(Collected data entries)
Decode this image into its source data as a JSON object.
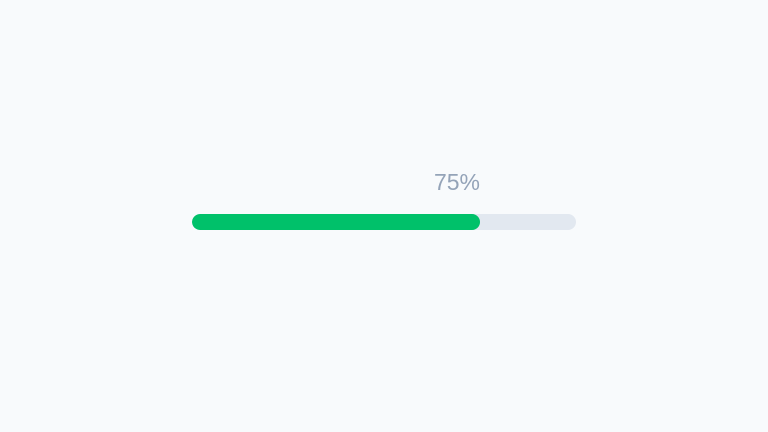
{
  "progress": {
    "percent": 75,
    "label": "75%",
    "fill_color": "#00c16a",
    "track_color": "#e2e8f0",
    "label_color": "#94a3b8"
  }
}
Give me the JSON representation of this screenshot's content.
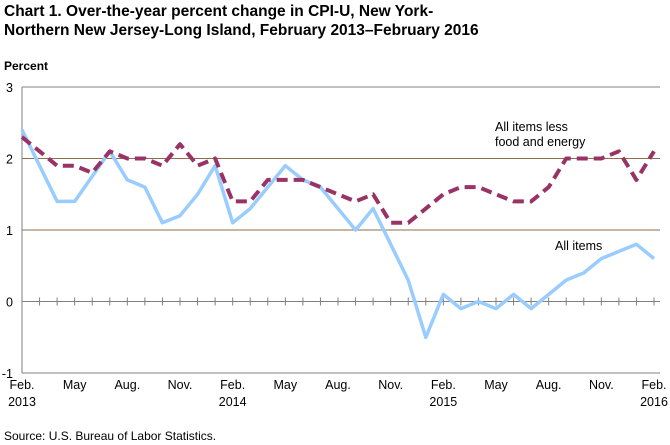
{
  "chart_data": {
    "type": "line",
    "title": "Chart 1.  Over-the-year percent change in CPI-U, New York-\nNorthern New Jersey-Long Island, February 2013–February 2016",
    "ylabel": "Percent",
    "ylim": [
      -1,
      3
    ],
    "yticks": [
      "3",
      "2",
      "1",
      "0",
      "-1"
    ],
    "xtick_labels": [
      [
        "Feb.",
        "2013"
      ],
      [
        "May",
        ""
      ],
      [
        "Aug.",
        ""
      ],
      [
        "Nov.",
        ""
      ],
      [
        "Feb.",
        "2014"
      ],
      [
        "May",
        ""
      ],
      [
        "Aug.",
        ""
      ],
      [
        "Nov.",
        ""
      ],
      [
        "Feb.",
        "2015"
      ],
      [
        "May",
        ""
      ],
      [
        "Aug.",
        ""
      ],
      [
        "Nov.",
        ""
      ],
      [
        "Feb.",
        "2016"
      ]
    ],
    "x_start": "Feb. 2013",
    "x_end": "Feb. 2016",
    "series": [
      {
        "name": "All items",
        "color": "#99ccff",
        "style": "solid",
        "values": [
          2.4,
          1.9,
          1.4,
          1.4,
          1.75,
          2.1,
          1.7,
          1.6,
          1.1,
          1.2,
          1.5,
          1.9,
          1.1,
          1.3,
          1.6,
          1.9,
          1.7,
          1.6,
          1.3,
          1.0,
          1.3,
          0.8,
          0.3,
          -0.5,
          0.1,
          -0.1,
          0.0,
          -0.1,
          0.1,
          -0.1,
          0.1,
          0.3,
          0.4,
          0.6,
          0.7,
          0.8,
          0.6
        ]
      },
      {
        "name": "All items less\nfood and energy",
        "color": "#993366",
        "style": "dashed",
        "values": [
          2.3,
          2.1,
          1.9,
          1.9,
          1.8,
          2.1,
          2.0,
          2.0,
          1.9,
          2.2,
          1.9,
          2.0,
          1.4,
          1.4,
          1.7,
          1.7,
          1.7,
          1.6,
          1.5,
          1.4,
          1.5,
          1.1,
          1.1,
          1.3,
          1.5,
          1.6,
          1.6,
          1.5,
          1.4,
          1.4,
          1.6,
          2.0,
          2.0,
          2.0,
          2.1,
          1.7,
          2.1
        ]
      }
    ],
    "grid": true
  },
  "source": "Source: U.S. Bureau of Labor Statistics."
}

◆ **Your task**
Every entry must be written out exactly, with all pictures left out.

◆ **Output for this exercise**
Decode this image into its source data as a JSON object.
{
  "progress": {
    "percent": 75,
    "label": "75%",
    "fill_color": "#00c16a",
    "track_color": "#e2e8f0",
    "label_color": "#94a3b8"
  }
}
Give me the JSON representation of this screenshot's content.
{
  "chart_data": {
    "type": "line",
    "title": "Chart 1.  Over-the-year percent change in CPI-U, New York-\nNorthern New Jersey-Long Island, February 2013–February 2016",
    "ylabel": "Percent",
    "ylim": [
      -1,
      3
    ],
    "yticks": [
      "3",
      "2",
      "1",
      "0",
      "-1"
    ],
    "xtick_labels": [
      [
        "Feb.",
        "2013"
      ],
      [
        "May",
        ""
      ],
      [
        "Aug.",
        ""
      ],
      [
        "Nov.",
        ""
      ],
      [
        "Feb.",
        "2014"
      ],
      [
        "May",
        ""
      ],
      [
        "Aug.",
        ""
      ],
      [
        "Nov.",
        ""
      ],
      [
        "Feb.",
        "2015"
      ],
      [
        "May",
        ""
      ],
      [
        "Aug.",
        ""
      ],
      [
        "Nov.",
        ""
      ],
      [
        "Feb.",
        "2016"
      ]
    ],
    "x_start": "Feb. 2013",
    "x_end": "Feb. 2016",
    "series": [
      {
        "name": "All items",
        "color": "#99ccff",
        "style": "solid",
        "values": [
          2.4,
          1.9,
          1.4,
          1.4,
          1.75,
          2.1,
          1.7,
          1.6,
          1.1,
          1.2,
          1.5,
          1.9,
          1.1,
          1.3,
          1.6,
          1.9,
          1.7,
          1.6,
          1.3,
          1.0,
          1.3,
          0.8,
          0.3,
          -0.5,
          0.1,
          -0.1,
          0.0,
          -0.1,
          0.1,
          -0.1,
          0.1,
          0.3,
          0.4,
          0.6,
          0.7,
          0.8,
          0.6
        ]
      },
      {
        "name": "All items less\nfood and energy",
        "color": "#993366",
        "style": "dashed",
        "values": [
          2.3,
          2.1,
          1.9,
          1.9,
          1.8,
          2.1,
          2.0,
          2.0,
          1.9,
          2.2,
          1.9,
          2.0,
          1.4,
          1.4,
          1.7,
          1.7,
          1.7,
          1.6,
          1.5,
          1.4,
          1.5,
          1.1,
          1.1,
          1.3,
          1.5,
          1.6,
          1.6,
          1.5,
          1.4,
          1.4,
          1.6,
          2.0,
          2.0,
          2.0,
          2.1,
          1.7,
          2.1
        ]
      }
    ],
    "grid": true
  },
  "source": "Source: U.S. Bureau of Labor Statistics."
}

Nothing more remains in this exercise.